### Excerpted data:
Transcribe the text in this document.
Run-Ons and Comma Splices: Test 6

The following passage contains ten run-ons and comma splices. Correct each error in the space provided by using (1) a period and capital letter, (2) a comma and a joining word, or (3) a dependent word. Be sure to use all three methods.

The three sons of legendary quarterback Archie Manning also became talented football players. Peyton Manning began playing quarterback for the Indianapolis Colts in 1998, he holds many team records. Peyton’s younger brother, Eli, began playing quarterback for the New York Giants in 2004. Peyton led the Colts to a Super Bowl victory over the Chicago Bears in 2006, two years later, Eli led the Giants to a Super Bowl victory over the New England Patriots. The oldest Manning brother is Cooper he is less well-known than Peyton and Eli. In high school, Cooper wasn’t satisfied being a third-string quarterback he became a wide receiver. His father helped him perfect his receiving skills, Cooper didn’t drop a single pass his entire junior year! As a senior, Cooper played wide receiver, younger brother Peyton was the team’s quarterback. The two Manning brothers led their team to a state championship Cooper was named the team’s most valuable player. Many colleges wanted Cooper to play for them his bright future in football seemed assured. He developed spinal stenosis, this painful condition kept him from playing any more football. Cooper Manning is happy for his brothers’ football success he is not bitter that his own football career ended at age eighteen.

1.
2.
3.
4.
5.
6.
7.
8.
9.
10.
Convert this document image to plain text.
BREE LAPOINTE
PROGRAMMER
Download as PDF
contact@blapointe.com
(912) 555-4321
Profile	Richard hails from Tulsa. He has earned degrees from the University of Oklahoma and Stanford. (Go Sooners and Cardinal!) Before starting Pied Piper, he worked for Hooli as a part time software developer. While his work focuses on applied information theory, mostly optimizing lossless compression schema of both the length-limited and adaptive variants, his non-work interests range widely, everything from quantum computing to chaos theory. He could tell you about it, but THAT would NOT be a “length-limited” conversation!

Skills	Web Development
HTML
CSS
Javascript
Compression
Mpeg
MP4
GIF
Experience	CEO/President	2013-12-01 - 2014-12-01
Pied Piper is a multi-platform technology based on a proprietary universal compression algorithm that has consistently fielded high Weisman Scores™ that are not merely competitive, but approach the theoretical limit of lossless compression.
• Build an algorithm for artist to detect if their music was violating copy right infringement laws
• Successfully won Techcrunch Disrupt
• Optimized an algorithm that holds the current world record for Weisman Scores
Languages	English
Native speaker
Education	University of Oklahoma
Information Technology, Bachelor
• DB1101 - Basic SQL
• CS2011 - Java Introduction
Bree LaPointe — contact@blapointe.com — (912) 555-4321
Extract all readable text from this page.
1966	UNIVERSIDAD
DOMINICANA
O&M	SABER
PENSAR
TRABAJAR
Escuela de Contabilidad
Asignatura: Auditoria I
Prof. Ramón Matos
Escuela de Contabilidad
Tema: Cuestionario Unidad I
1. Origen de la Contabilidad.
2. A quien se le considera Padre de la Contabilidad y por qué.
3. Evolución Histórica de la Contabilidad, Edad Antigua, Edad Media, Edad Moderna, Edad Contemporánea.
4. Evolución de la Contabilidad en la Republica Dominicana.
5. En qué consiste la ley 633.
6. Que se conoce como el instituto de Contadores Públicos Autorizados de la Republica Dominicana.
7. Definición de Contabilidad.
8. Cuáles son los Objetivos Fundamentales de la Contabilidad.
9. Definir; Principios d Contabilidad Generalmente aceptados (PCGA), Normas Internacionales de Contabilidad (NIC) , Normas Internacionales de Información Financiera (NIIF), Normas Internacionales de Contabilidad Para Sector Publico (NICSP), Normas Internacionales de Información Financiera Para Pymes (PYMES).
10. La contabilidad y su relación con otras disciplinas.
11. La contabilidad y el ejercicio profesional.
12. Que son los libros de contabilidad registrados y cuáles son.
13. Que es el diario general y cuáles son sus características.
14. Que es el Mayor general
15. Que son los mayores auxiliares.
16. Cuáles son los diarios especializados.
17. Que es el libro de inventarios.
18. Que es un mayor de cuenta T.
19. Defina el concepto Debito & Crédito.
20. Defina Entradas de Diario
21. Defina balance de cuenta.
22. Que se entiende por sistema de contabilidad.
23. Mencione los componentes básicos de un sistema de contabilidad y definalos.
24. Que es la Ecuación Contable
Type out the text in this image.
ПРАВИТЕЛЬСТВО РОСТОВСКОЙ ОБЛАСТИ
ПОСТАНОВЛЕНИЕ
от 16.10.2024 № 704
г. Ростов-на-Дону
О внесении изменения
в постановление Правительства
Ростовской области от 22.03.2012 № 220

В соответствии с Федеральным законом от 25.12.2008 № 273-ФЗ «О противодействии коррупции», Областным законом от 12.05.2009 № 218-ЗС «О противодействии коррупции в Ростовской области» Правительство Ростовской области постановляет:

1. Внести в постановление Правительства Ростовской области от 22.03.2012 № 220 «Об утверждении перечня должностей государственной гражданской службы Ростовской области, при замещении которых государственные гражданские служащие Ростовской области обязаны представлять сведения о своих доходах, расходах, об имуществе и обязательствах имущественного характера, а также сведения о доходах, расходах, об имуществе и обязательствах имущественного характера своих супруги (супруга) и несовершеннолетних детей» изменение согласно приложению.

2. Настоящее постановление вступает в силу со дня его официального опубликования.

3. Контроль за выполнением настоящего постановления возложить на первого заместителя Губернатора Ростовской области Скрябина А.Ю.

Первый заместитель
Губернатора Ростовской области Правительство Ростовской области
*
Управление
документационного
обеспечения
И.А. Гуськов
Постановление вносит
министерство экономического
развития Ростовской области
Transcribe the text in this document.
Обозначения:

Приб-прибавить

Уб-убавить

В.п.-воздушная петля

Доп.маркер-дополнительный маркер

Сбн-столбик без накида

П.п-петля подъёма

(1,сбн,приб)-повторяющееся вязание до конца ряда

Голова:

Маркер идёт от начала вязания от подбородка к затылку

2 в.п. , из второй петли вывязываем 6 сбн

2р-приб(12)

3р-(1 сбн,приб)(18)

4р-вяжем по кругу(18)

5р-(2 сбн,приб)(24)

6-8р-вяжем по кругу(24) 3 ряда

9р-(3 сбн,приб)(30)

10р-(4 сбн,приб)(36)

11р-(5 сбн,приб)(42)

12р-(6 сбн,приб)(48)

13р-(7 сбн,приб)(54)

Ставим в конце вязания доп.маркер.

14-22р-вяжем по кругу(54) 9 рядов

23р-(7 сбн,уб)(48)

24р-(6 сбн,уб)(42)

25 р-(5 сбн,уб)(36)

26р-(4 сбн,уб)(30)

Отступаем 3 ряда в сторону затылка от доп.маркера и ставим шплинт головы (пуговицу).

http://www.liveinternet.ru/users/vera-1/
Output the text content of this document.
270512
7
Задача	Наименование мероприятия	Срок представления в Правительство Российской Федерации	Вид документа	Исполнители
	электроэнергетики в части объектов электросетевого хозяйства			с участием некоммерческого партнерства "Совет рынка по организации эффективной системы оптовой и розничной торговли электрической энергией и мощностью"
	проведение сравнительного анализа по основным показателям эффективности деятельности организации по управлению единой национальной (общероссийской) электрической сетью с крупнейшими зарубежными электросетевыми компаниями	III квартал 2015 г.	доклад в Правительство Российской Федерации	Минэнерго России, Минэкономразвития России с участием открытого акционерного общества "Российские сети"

### The problem:
Extract each line of the material exactly as it stands.

### Written solution:
Transcribe the text in this document.
Run-Ons and Comma Splices: Test 6

The following passage contains ten run-ons and comma splices. Correct each error in the space provided by using (1) a period and capital letter, (2) a comma and a joining word, or (3) a dependent word. Be sure to use all three methods.

The three sons of legendary quarterback Archie Manning also became talented football players. Peyton Manning began playing quarterback for the Indianapolis Colts in 1998, he holds many team records. Peyton’s younger brother, Eli, began playing quarterback for the New York Giants in 2004. Peyton led the Colts to a Super Bowl victory over the Chicago Bears in 2006, two years later, Eli led the Giants to a Super Bowl victory over the New England Patriots. The oldest Manning brother is Cooper he is less well-known than Peyton and Eli. In high school, Cooper wasn’t satisfied being a third-string quarterback he became a wide receiver. His father helped him perfect his receiving skills, Cooper didn’t drop a single pass his entire junior year! As a senior, Cooper played wide receiver, younger brother Peyton was the team’s quarterback. The two Manning brothers led their team to a state championship Cooper was named the team’s most valuable player. Many colleges wanted Cooper to play for them his bright future in football seemed assured. He developed spinal stenosis, this painful condition kept him from playing any more football. Cooper Manning is happy for his brothers’ football success he is not bitter that his own football career ended at age eighteen.

1.
2.
3.
4.
5.
6.
7.
8.
9.
10.
Convert this document image to plain text.
BREE LAPOINTE
PROGRAMMER
Download as PDF
contact@blapointe.com
(912) 555-4321
Profile	Richard hails from Tulsa. He has earned degrees from the University of Oklahoma and Stanford. (Go Sooners and Cardinal!) Before starting Pied Piper, he worked for Hooli as a part time software developer. While his work focuses on applied information theory, mostly optimizing lossless compression schema of both the length-limited and adaptive variants, his non-work interests range widely, everything from quantum computing to chaos theory. He could tell you about it, but THAT would NOT be a “length-limited” conversation!

Skills	Web Development
HTML
CSS
Javascript
Compression
Mpeg
MP4
GIF
Experience	CEO/President	2013-12-01 - 2014-12-01
Pied Piper is a multi-platform technology based on a proprietary universal compression algorithm that has consistently fielded high Weisman Scores™ that are not merely competitive, but approach the theoretical limit of lossless compression.
• Build an algorithm for artist to detect if their music was violating copy right infringement laws
• Successfully won Techcrunch Disrupt
• Optimized an algorithm that holds the current world record for Weisman Scores
Languages	English
Native speaker
Education	University of Oklahoma
Information Technology, Bachelor
• DB1101 - Basic SQL
• CS2011 - Java Introduction
Bree LaPointe — contact@blapointe.com — (912) 555-4321
Extract all readable text from this page.
1966	UNIVERSIDAD
DOMINICANA
O&M	SABER
PENSAR
TRABAJAR
Escuela de Contabilidad
Asignatura: Auditoria I
Prof. Ramón Matos
Escuela de Contabilidad
Tema: Cuestionario Unidad I
1. Origen de la Contabilidad.
2. A quien se le considera Padre de la Contabilidad y por qué.
3. Evolución Histórica de la Contabilidad, Edad Antigua, Edad Media, Edad Moderna, Edad Contemporánea.
4. Evolución de la Contabilidad en la Republica Dominicana.
5. En qué consiste la ley 633.
6. Que se conoce como el instituto de Contadores Públicos Autorizados de la Republica Dominicana.
7. Definición de Contabilidad.
8. Cuáles son los Objetivos Fundamentales de la Contabilidad.
9. Definir; Principios d Contabilidad Generalmente aceptados (PCGA), Normas Internacionales de Contabilidad (NIC) , Normas Internacionales de Información Financiera (NIIF), Normas Internacionales de Contabilidad Para Sector Publico (NICSP), Normas Internacionales de Información Financiera Para Pymes (PYMES).
10. La contabilidad y su relación con otras disciplinas.
11. La contabilidad y el ejercicio profesional.
12. Que son los libros de contabilidad registrados y cuáles son.
13. Que es el diario general y cuáles son sus características.
14. Que es el Mayor general
15. Que son los mayores auxiliares.
16. Cuáles son los diarios especializados.
17. Que es el libro de inventarios.
18. Que es un mayor de cuenta T.
19. Defina el concepto Debito & Crédito.
20. Defina Entradas de Diario
21. Defina balance de cuenta.
22. Que se entiende por sistema de contabilidad.
23. Mencione los componentes básicos de un sistema de contabilidad y definalos.
24. Que es la Ecuación Contable
Type out the text in this image.
ПРАВИТЕЛЬСТВО РОСТОВСКОЙ ОБЛАСТИ
ПОСТАНОВЛЕНИЕ
от 16.10.2024 № 704
г. Ростов-на-Дону
О внесении изменения
в постановление Правительства
Ростовской области от 22.03.2012 № 220

В соответствии с Федеральным законом от 25.12.2008 № 273-ФЗ «О противодействии коррупции», Областным законом от 12.05.2009 № 218-ЗС «О противодействии коррупции в Ростовской области» Правительство Ростовской области постановляет:

1. Внести в постановление Правительства Ростовской области от 22.03.2012 № 220 «Об утверждении перечня должностей государственной гражданской службы Ростовской области, при замещении которых государственные гражданские служащие Ростовской области обязаны представлять сведения о своих доходах, расходах, об имуществе и обязательствах имущественного характера, а также сведения о доходах, расходах, об имуществе и обязательствах имущественного характера своих супруги (супруга) и несовершеннолетних детей» изменение согласно приложению.

2. Настоящее постановление вступает в силу со дня его официального опубликования.

3. Контроль за выполнением настоящего постановления возложить на первого заместителя Губернатора Ростовской области Скрябина А.Ю.

Первый заместитель
Губернатора Ростовской области Правительство Ростовской области
*
Управление
документационного
обеспечения
И.А. Гуськов
Постановление вносит
министерство экономического
развития Ростовской области
Transcribe the text in this document.
Обозначения:

Приб-прибавить

Уб-убавить

В.п.-воздушная петля

Доп.маркер-дополнительный маркер

Сбн-столбик без накида

П.п-петля подъёма

(1,сбн,приб)-повторяющееся вязание до конца ряда

Голова:

Маркер идёт от начала вязания от подбородка к затылку

2 в.п. , из второй петли вывязываем 6 сбн

2р-приб(12)

3р-(1 сбн,приб)(18)

4р-вяжем по кругу(18)

5р-(2 сбн,приб)(24)

6-8р-вяжем по кругу(24) 3 ряда

9р-(3 сбн,приб)(30)

10р-(4 сбн,приб)(36)

11р-(5 сбн,приб)(42)

12р-(6 сбн,приб)(48)

13р-(7 сбн,приб)(54)

Ставим в конце вязания доп.маркер.

14-22р-вяжем по кругу(54) 9 рядов

23р-(7 сбн,уб)(48)

24р-(6 сбн,уб)(42)

25 р-(5 сбн,уб)(36)

26р-(4 сбн,уб)(30)

Отступаем 3 ряда в сторону затылка от доп.маркера и ставим шплинт головы (пуговицу).

http://www.liveinternet.ru/users/vera-1/
Output the text content of this document.
270512
7
Задача	Наименование мероприятия	Срок представления в Правительство Российской Федерации	Вид документа	Исполнители
	электроэнергетики в части объектов электросетевого хозяйства			с участием некоммерческого партнерства "Совет рынка по организации эффективной системы оптовой и розничной торговли электрической энергией и мощностью"
	проведение сравнительного анализа по основным показателям эффективности деятельности организации по управлению единой национальной (общероссийской) электрической сетью с крупнейшими зарубежными электросетевыми компаниями	III квартал 2015 г.	доклад в Правительство Российской Федерации	Минэнерго России, Минэкономразвития России с участием открытого акционерного общества "Российские сети"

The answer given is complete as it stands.